WORK TO DO -
Transcribe each line of the material as it is, and drop any picture.

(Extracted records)
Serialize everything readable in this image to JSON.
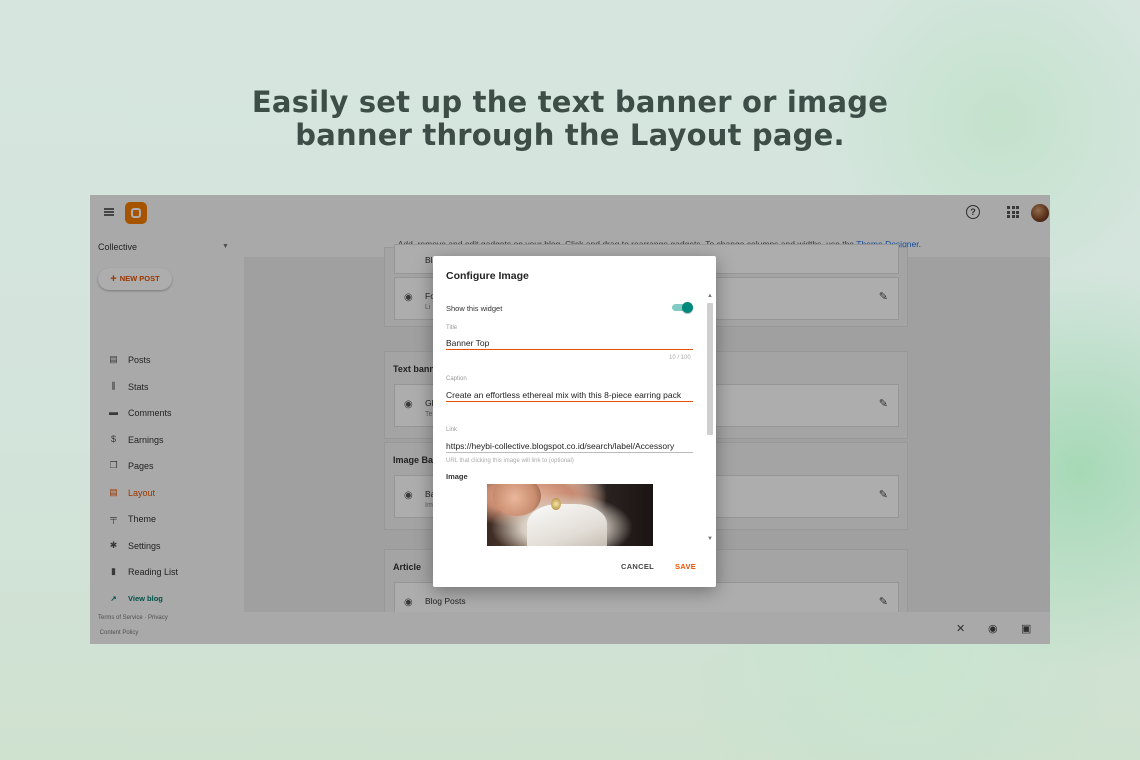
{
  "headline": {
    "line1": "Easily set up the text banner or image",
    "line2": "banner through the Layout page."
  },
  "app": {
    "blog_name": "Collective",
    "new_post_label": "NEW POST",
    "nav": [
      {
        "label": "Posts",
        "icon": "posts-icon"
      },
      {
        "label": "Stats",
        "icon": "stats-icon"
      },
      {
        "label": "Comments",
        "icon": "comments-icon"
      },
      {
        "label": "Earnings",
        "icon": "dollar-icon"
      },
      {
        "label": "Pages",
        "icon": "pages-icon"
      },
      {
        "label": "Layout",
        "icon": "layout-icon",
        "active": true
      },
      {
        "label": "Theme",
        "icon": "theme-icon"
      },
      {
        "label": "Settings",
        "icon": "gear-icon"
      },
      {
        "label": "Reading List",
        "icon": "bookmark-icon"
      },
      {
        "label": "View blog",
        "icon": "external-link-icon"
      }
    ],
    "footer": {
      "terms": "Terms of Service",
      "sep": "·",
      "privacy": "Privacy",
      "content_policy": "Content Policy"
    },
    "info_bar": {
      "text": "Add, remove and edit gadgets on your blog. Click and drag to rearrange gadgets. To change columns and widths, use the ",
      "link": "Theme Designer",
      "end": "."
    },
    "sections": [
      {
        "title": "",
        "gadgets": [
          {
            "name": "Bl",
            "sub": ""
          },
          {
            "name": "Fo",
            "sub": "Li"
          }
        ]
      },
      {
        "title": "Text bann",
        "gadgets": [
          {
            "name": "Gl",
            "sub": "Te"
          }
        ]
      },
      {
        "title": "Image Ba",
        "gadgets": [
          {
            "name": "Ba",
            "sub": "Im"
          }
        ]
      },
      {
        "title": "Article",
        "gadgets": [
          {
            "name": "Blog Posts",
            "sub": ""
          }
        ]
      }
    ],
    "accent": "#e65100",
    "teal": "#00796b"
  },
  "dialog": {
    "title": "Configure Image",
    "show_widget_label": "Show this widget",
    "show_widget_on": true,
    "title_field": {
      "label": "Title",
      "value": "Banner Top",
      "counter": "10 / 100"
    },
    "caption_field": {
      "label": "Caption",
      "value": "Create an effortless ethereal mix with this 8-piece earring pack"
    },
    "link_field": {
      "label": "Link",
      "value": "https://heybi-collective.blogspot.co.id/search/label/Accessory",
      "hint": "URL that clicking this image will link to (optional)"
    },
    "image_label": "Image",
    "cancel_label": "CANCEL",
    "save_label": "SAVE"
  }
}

FULL SOLUTION -
Serialize everything readable in this image to JSON.
{
  "headline": {
    "line1": "Easily set up the text banner or image",
    "line2": "banner through the Layout page."
  },
  "app": {
    "blog_name": "Collective",
    "new_post_label": "NEW POST",
    "nav": [
      {
        "label": "Posts",
        "icon": "posts-icon"
      },
      {
        "label": "Stats",
        "icon": "stats-icon"
      },
      {
        "label": "Comments",
        "icon": "comments-icon"
      },
      {
        "label": "Earnings",
        "icon": "dollar-icon"
      },
      {
        "label": "Pages",
        "icon": "pages-icon"
      },
      {
        "label": "Layout",
        "icon": "layout-icon",
        "active": true
      },
      {
        "label": "Theme",
        "icon": "theme-icon"
      },
      {
        "label": "Settings",
        "icon": "gear-icon"
      },
      {
        "label": "Reading List",
        "icon": "bookmark-icon"
      },
      {
        "label": "View blog",
        "icon": "external-link-icon"
      }
    ],
    "footer": {
      "terms": "Terms of Service",
      "sep": "·",
      "privacy": "Privacy",
      "content_policy": "Content Policy"
    },
    "info_bar": {
      "text": "Add, remove and edit gadgets on your blog. Click and drag to rearrange gadgets. To change columns and widths, use the ",
      "link": "Theme Designer",
      "end": "."
    },
    "sections": [
      {
        "title": "",
        "gadgets": [
          {
            "name": "Bl",
            "sub": ""
          },
          {
            "name": "Fo",
            "sub": "Li"
          }
        ]
      },
      {
        "title": "Text bann",
        "gadgets": [
          {
            "name": "Gl",
            "sub": "Te"
          }
        ]
      },
      {
        "title": "Image Ba",
        "gadgets": [
          {
            "name": "Ba",
            "sub": "Im"
          }
        ]
      },
      {
        "title": "Article",
        "gadgets": [
          {
            "name": "Blog Posts",
            "sub": ""
          }
        ]
      }
    ],
    "accent": "#e65100",
    "teal": "#00796b"
  },
  "dialog": {
    "title": "Configure Image",
    "show_widget_label": "Show this widget",
    "show_widget_on": true,
    "title_field": {
      "label": "Title",
      "value": "Banner Top",
      "counter": "10 / 100"
    },
    "caption_field": {
      "label": "Caption",
      "value": "Create an effortless ethereal mix with this 8-piece earring pack"
    },
    "link_field": {
      "label": "Link",
      "value": "https://heybi-collective.blogspot.co.id/search/label/Accessory",
      "hint": "URL that clicking this image will link to (optional)"
    },
    "image_label": "Image",
    "cancel_label": "CANCEL",
    "save_label": "SAVE"
  }
}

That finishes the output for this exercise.